* [Task to complete]:
Reproduce the material in full, exactly as written.
::: Data in this exercise :::
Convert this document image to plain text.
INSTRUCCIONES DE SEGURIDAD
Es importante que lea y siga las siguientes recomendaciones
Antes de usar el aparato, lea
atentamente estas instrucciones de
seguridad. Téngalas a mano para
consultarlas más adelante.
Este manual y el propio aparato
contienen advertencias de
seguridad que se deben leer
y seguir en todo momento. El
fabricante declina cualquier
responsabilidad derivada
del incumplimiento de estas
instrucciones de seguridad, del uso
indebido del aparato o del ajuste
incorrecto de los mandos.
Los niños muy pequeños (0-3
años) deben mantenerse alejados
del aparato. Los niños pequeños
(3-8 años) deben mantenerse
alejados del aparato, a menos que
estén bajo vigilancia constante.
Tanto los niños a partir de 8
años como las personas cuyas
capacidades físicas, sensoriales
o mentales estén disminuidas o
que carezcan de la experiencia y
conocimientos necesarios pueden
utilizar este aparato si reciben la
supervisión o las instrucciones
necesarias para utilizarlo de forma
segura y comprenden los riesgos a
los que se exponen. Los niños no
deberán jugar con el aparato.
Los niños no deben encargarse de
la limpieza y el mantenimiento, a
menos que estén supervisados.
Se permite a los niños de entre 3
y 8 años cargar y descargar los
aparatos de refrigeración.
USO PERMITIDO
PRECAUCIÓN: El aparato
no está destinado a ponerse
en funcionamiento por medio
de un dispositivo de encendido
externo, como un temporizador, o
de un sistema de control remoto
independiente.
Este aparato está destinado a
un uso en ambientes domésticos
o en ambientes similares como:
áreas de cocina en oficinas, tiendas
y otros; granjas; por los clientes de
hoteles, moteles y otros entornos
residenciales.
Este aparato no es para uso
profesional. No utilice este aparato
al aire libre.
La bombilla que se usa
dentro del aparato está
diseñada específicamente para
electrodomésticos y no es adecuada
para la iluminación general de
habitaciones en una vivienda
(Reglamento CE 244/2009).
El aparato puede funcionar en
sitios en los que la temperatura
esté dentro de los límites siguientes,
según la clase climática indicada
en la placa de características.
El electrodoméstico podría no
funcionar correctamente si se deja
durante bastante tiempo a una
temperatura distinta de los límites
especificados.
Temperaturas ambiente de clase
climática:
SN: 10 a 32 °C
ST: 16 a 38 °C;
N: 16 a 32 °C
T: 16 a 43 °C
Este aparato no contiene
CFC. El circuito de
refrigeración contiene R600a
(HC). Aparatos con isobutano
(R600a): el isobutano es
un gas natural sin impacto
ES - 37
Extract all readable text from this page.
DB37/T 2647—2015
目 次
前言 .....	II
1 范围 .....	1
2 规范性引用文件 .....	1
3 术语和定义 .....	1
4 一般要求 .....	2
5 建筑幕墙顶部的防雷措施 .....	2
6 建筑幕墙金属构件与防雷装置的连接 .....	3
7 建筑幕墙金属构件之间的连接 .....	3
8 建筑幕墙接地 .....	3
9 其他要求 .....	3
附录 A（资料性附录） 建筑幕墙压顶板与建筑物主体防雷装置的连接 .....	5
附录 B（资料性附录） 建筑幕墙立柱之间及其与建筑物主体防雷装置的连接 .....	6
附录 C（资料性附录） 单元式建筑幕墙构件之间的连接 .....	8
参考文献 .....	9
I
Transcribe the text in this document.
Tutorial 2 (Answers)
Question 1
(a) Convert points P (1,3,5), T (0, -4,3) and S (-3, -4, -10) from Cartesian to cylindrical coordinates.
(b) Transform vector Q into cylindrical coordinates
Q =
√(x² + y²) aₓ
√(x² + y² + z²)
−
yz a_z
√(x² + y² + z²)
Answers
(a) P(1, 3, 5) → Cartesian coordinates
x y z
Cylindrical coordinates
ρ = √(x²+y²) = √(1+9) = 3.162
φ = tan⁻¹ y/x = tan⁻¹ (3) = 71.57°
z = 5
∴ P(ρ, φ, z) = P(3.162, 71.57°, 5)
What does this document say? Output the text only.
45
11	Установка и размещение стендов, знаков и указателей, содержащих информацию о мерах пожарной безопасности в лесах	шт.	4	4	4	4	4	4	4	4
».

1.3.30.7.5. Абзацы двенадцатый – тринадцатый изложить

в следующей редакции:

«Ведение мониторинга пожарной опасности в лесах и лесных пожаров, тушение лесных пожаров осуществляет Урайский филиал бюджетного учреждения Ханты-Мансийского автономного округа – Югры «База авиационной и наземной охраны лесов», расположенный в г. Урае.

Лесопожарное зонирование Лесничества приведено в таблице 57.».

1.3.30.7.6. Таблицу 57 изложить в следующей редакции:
:::
* [Answer to this task]:
Convert this document image to plain text.
INSTRUCCIONES DE SEGURIDAD
Es importante que lea y siga las siguientes recomendaciones
Antes de usar el aparato, lea
atentamente estas instrucciones de
seguridad. Téngalas a mano para
consultarlas más adelante.
Este manual y el propio aparato
contienen advertencias de
seguridad que se deben leer
y seguir en todo momento. El
fabricante declina cualquier
responsabilidad derivada
del incumplimiento de estas
instrucciones de seguridad, del uso
indebido del aparato o del ajuste
incorrecto de los mandos.
Los niños muy pequeños (0-3
años) deben mantenerse alejados
del aparato. Los niños pequeños
(3-8 años) deben mantenerse
alejados del aparato, a menos que
estén bajo vigilancia constante.
Tanto los niños a partir de 8
años como las personas cuyas
capacidades físicas, sensoriales
o mentales estén disminuidas o
que carezcan de la experiencia y
conocimientos necesarios pueden
utilizar este aparato si reciben la
supervisión o las instrucciones
necesarias para utilizarlo de forma
segura y comprenden los riesgos a
los que se exponen. Los niños no
deberán jugar con el aparato.
Los niños no deben encargarse de
la limpieza y el mantenimiento, a
menos que estén supervisados.
Se permite a los niños de entre 3
y 8 años cargar y descargar los
aparatos de refrigeración.
USO PERMITIDO
PRECAUCIÓN: El aparato
no está destinado a ponerse
en funcionamiento por medio
de un dispositivo de encendido
externo, como un temporizador, o
de un sistema de control remoto
independiente.
Este aparato está destinado a
un uso en ambientes domésticos
o en ambientes similares como:
áreas de cocina en oficinas, tiendas
y otros; granjas; por los clientes de
hoteles, moteles y otros entornos
residenciales.
Este aparato no es para uso
profesional. No utilice este aparato
al aire libre.
La bombilla que se usa
dentro del aparato está
diseñada específicamente para
electrodomésticos y no es adecuada
para la iluminación general de
habitaciones en una vivienda
(Reglamento CE 244/2009).
El aparato puede funcionar en
sitios en los que la temperatura
esté dentro de los límites siguientes,
según la clase climática indicada
en la placa de características.
El electrodoméstico podría no
funcionar correctamente si se deja
durante bastante tiempo a una
temperatura distinta de los límites
especificados.
Temperaturas ambiente de clase
climática:
SN: 10 a 32 °C
ST: 16 a 38 °C;
N: 16 a 32 °C
T: 16 a 43 °C
Este aparato no contiene
CFC. El circuito de
refrigeración contiene R600a
(HC). Aparatos con isobutano
(R600a): el isobutano es
un gas natural sin impacto
ES - 37
Extract all readable text from this page.
DB37/T 2647—2015
目 次
前言 .....	II
1 范围 .....	1
2 规范性引用文件 .....	1
3 术语和定义 .....	1
4 一般要求 .....	2
5 建筑幕墙顶部的防雷措施 .....	2
6 建筑幕墙金属构件与防雷装置的连接 .....	3
7 建筑幕墙金属构件之间的连接 .....	3
8 建筑幕墙接地 .....	3
9 其他要求 .....	3
附录 A（资料性附录） 建筑幕墙压顶板与建筑物主体防雷装置的连接 .....	5
附录 B（资料性附录） 建筑幕墙立柱之间及其与建筑物主体防雷装置的连接 .....	6
附录 C（资料性附录） 单元式建筑幕墙构件之间的连接 .....	8
参考文献 .....	9
I
Transcribe the text in this document.
Tutorial 2 (Answers)
Question 1
(a) Convert points P (1,3,5), T (0, -4,3) and S (-3, -4, -10) from Cartesian to cylindrical coordinates.
(b) Transform vector Q into cylindrical coordinates
Q =
√(x² + y²) aₓ
√(x² + y² + z²)
−
yz a_z
√(x² + y² + z²)
Answers
(a) P(1, 3, 5) → Cartesian coordinates
x y z
Cylindrical coordinates
ρ = √(x²+y²) = √(1+9) = 3.162
φ = tan⁻¹ y/x = tan⁻¹ (3) = 71.57°
z = 5
∴ P(ρ, φ, z) = P(3.162, 71.57°, 5)
What does this document say? Output the text only.
45
11	Установка и размещение стендов, знаков и указателей, содержащих информацию о мерах пожарной безопасности в лесах	шт.	4	4	4	4	4	4	4	4
».

1.3.30.7.5. Абзацы двенадцатый – тринадцатый изложить

в следующей редакции:

«Ведение мониторинга пожарной опасности в лесах и лесных пожаров, тушение лесных пожаров осуществляет Урайский филиал бюджетного учреждения Ханты-Мансийского автономного округа – Югры «База авиационной и наземной охраны лесов», расположенный в г. Урае.

Лесопожарное зонирование Лесничества приведено в таблице 57.».

1.3.30.7.6. Таблицу 57 изложить в следующей редакции:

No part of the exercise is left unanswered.